▸ **INSTRUCTIONS TO FOLLOW**
Tally the lines in these records that hold the string "Employee", and reply with the number alone.

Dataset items
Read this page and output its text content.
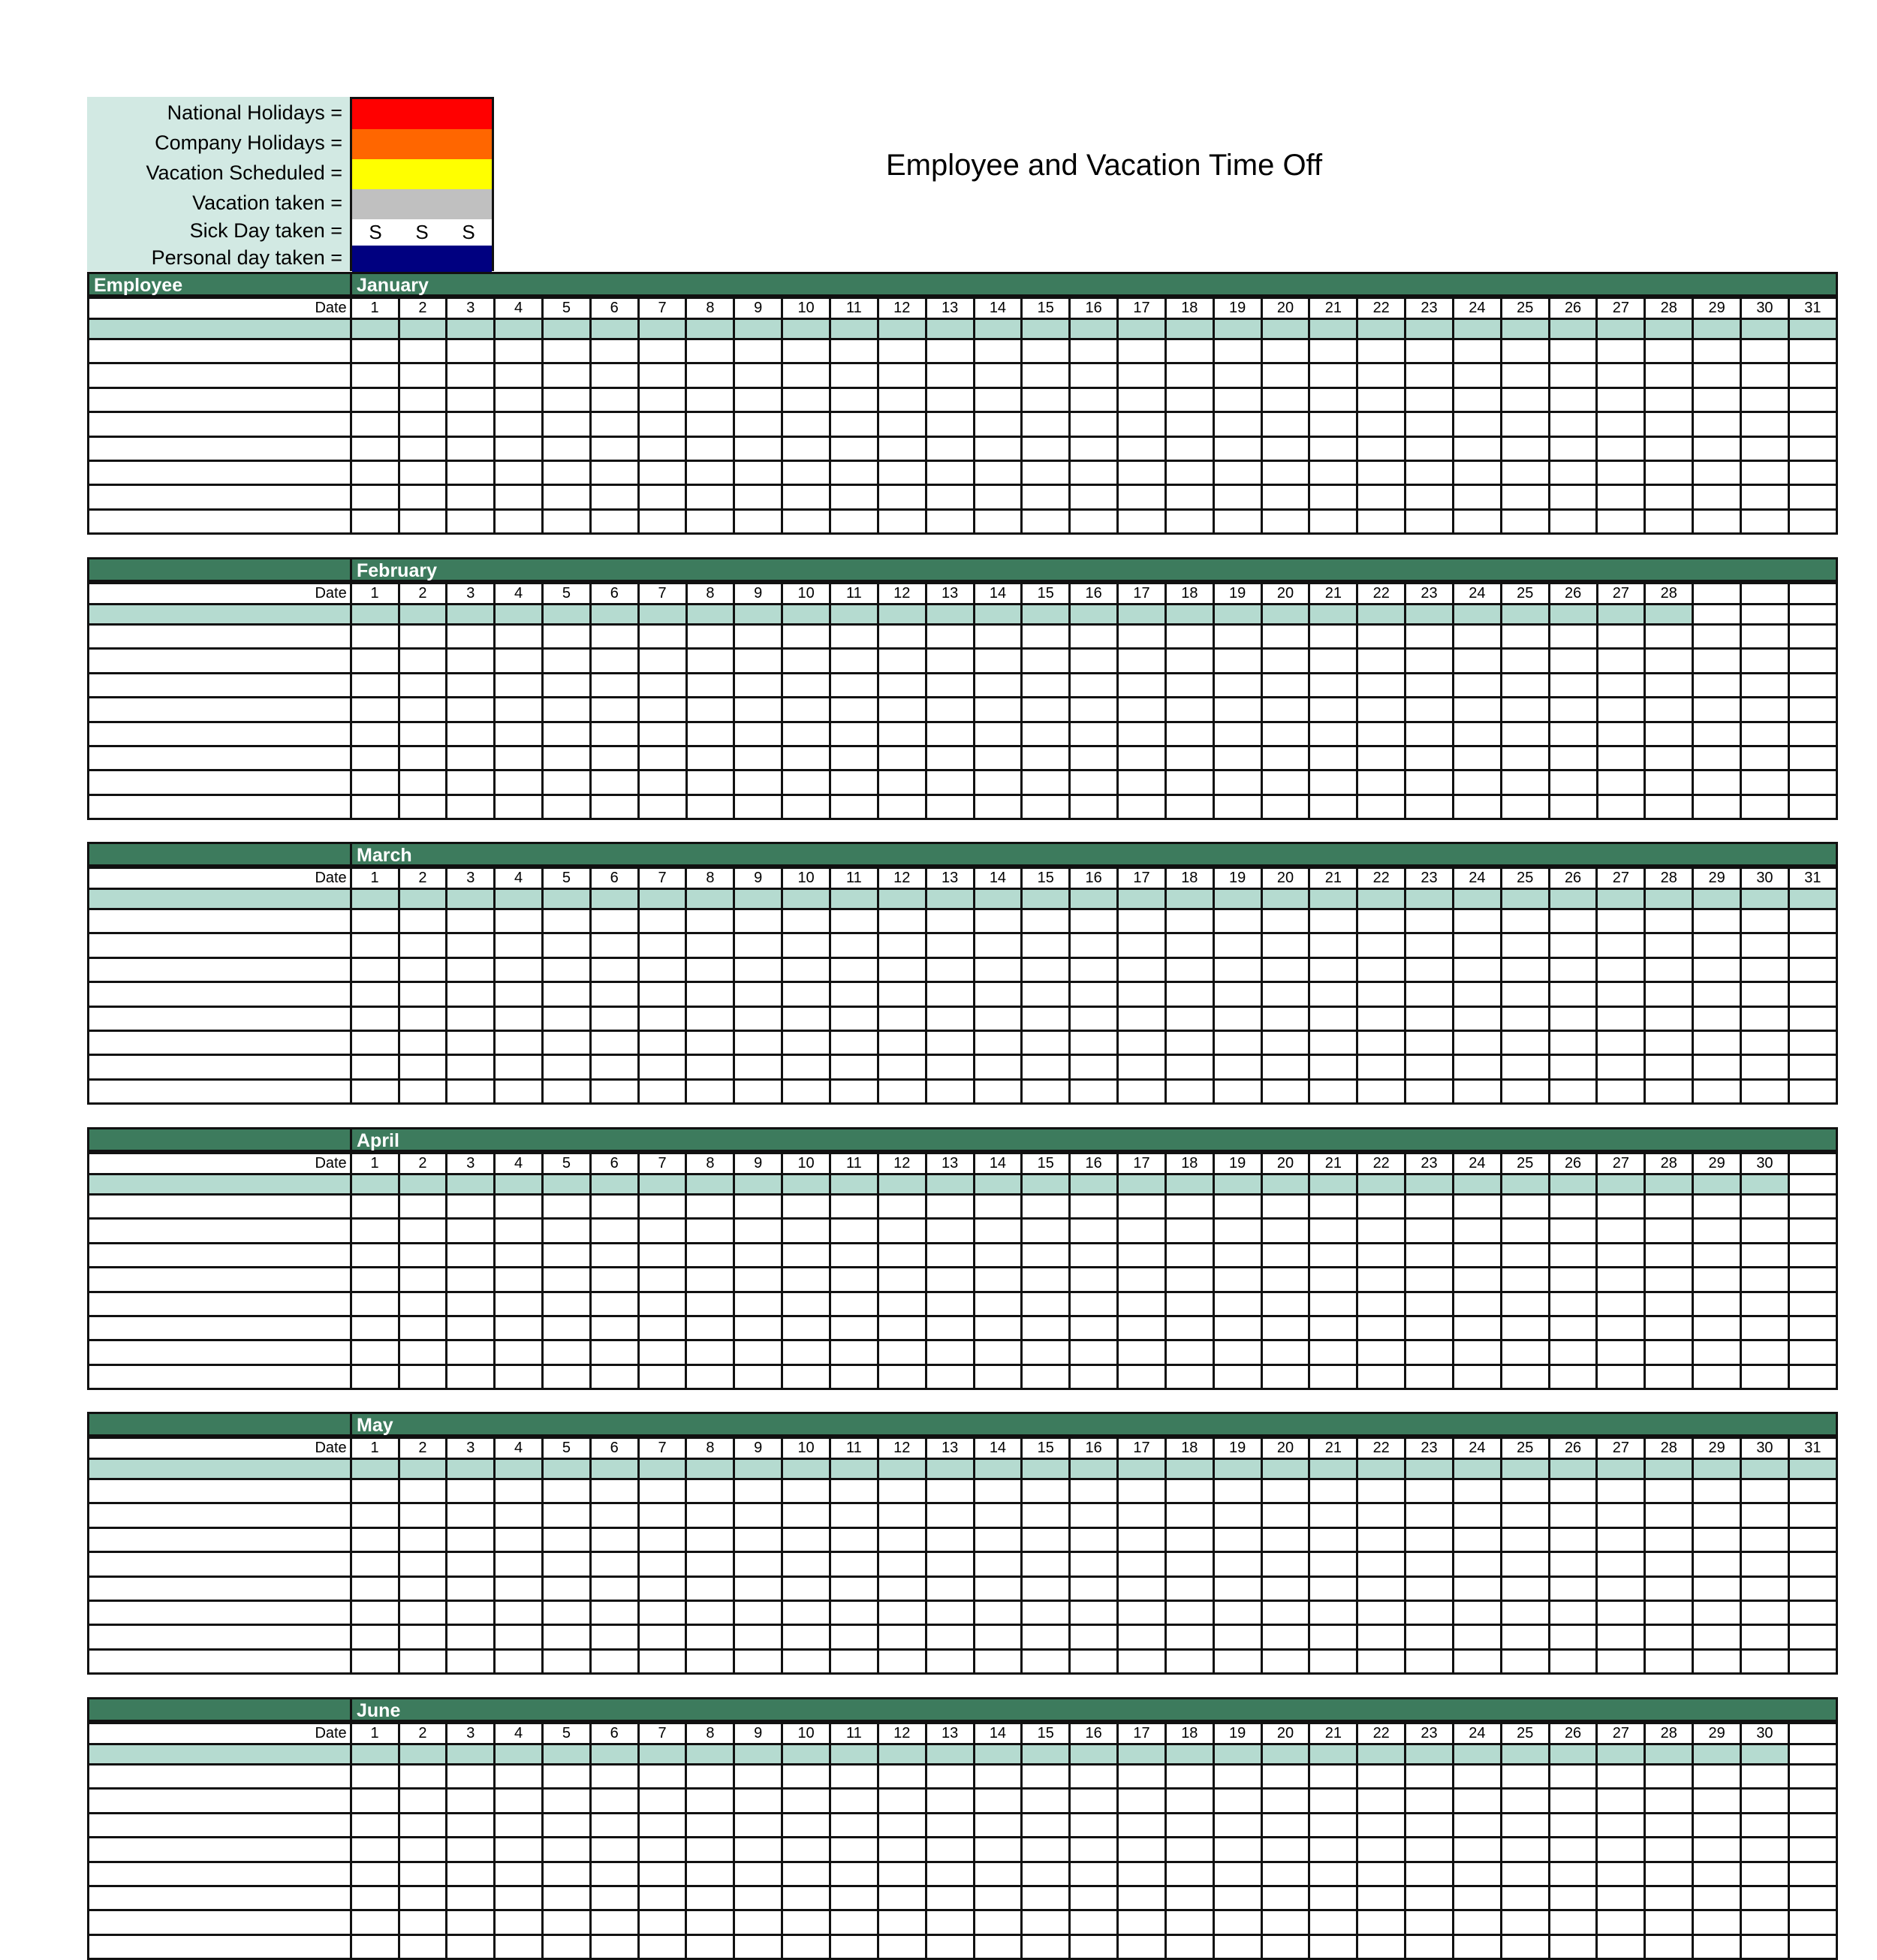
National Holidays =
Company Holidays =
Vacation Scheduled =
Vacation taken =
Sick Day taken =
Personal day taken =
S S S
Employee and Vacation Time Off
Employee	January
Date	1	2	3	4	5	6	7	8	9	10	11	12	13	14	15	16	17	18	19	20	21	22	23	24	25	26	27	28	29	30	31

February
Date	1	2	3	4	5	6	7	8	9	10	11	12	13	14	15	16	17	18	19	20	21	22	23	24	25	26	27	28			

March
Date	1	2	3	4	5	6	7	8	9	10	11	12	13	14	15	16	17	18	19	20	21	22	23	24	25	26	27	28	29	30	31

April
Date	1	2	3	4	5	6	7	8	9	10	11	12	13	14	15	16	17	18	19	20	21	22	23	24	25	26	27	28	29	30	

May
Date	1	2	3	4	5	6	7	8	9	10	11	12	13	14	15	16	17	18	19	20	21	22	23	24	25	26	27	28	29	30	31

June
Date	1	2	3	4	5	6	7	8	9	10	11	12	13	14	15	16	17	18	19	20	21	22	23	24	25	26	27	28	29	30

▸ **FULL OUTPUT**
2